>> BEGIN DATA PROVIDED

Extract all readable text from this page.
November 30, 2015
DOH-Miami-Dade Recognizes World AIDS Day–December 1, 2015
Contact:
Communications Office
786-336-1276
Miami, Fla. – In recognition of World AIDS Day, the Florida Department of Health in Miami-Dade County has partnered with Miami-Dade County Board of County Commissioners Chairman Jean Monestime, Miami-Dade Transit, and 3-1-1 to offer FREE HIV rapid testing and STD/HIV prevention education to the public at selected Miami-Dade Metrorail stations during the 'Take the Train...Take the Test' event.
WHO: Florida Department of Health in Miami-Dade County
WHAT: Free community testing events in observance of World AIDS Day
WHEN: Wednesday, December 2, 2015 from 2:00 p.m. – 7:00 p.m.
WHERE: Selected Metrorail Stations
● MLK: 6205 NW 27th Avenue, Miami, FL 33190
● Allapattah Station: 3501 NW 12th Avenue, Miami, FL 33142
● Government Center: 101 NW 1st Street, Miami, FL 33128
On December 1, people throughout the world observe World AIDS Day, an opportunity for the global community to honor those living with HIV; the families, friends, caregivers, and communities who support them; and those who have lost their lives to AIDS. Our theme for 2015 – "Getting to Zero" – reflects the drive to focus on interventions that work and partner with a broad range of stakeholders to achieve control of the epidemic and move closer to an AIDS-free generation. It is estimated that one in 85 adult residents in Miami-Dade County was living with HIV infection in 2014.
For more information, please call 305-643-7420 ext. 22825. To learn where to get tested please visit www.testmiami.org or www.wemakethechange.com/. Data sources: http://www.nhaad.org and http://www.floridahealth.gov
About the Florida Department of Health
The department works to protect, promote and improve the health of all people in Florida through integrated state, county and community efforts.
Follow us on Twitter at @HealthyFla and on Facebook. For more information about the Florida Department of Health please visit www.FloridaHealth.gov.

>> END DATA PROVIDED

_WORK TO COMPLETE_. Extract lines where the string "more" occurs.

_SOLUTION FOR THIS TASK_.
For more information, please call 305-643-7420 ext. 22825. To learn where to get tested please visit www.testmiami.org or www.wemakethechange.com/. Data sources: http://www.nhaad.org and http://www.floridahealth.gov
Follow us on Twitter at @HealthyFla and on Facebook. For more information about the Florida Department of Health please visit www.FloridaHealth.gov.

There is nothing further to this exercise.